Your instructions.
Write every record out again exactly as given.

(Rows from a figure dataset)
■ ■ ■ ■ ■ ■ ■
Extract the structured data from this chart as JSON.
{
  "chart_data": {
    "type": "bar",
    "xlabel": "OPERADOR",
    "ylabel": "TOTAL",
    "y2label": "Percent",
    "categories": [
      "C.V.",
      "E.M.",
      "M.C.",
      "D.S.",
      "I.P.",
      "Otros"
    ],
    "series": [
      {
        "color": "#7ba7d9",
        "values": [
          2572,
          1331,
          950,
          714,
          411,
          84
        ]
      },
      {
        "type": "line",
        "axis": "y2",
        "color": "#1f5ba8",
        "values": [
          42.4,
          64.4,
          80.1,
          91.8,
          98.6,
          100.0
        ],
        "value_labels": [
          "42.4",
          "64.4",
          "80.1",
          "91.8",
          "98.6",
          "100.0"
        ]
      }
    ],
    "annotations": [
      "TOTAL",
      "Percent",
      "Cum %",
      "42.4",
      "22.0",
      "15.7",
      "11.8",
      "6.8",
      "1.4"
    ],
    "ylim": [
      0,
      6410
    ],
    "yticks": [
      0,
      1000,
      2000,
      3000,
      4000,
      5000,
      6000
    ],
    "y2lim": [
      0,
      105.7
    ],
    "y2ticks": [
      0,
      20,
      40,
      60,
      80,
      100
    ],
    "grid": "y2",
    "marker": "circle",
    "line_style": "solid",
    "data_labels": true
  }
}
■ ■ ■ ■ ■ ■ ■
Correct answer.
Extract the structured data from this chart as JSON.
{
  "chart_data": {
    "type": "bar",
    "xlabel": "OPERADOR",
    "ylabel": "TOTAL",
    "y2label": "Percent",
    "categories": [
      "C.V.",
      "E.M.",
      "M.C.",
      "D.S.",
      "I.P.",
      "Otros"
    ],
    "series": [
      {
        "color": "#7ba7d9",
        "values": [
          2572,
          1331,
          950,
          714,
          411,
          84
        ]
      },
      {
        "type": "line",
        "axis": "y2",
        "color": "#1f5ba8",
        "values": [
          42.4,
          64.4,
          80.1,
          91.8,
          98.6,
          100.0
        ],
        "value_labels": [
          "42.4",
          "64.4",
          "80.1",
          "91.8",
          "98.6",
          "100.0"
        ]
      }
    ],
    "annotations": [
      "TOTAL",
      "Percent",
      "Cum %",
      "42.4",
      "22.0",
      "15.7",
      "11.8",
      "6.8",
      "1.4"
    ],
    "ylim": [
      0,
      6410
    ],
    "yticks": [
      0,
      1000,
      2000,
      3000,
      4000,
      5000,
      6000
    ],
    "y2lim": [
      0,
      105.7
    ],
    "y2ticks": [
      0,
      20,
      40,
      60,
      80,
      100
    ],
    "grid": "y2",
    "marker": "circle",
    "line_style": "solid",
    "data_labels": true
  }
}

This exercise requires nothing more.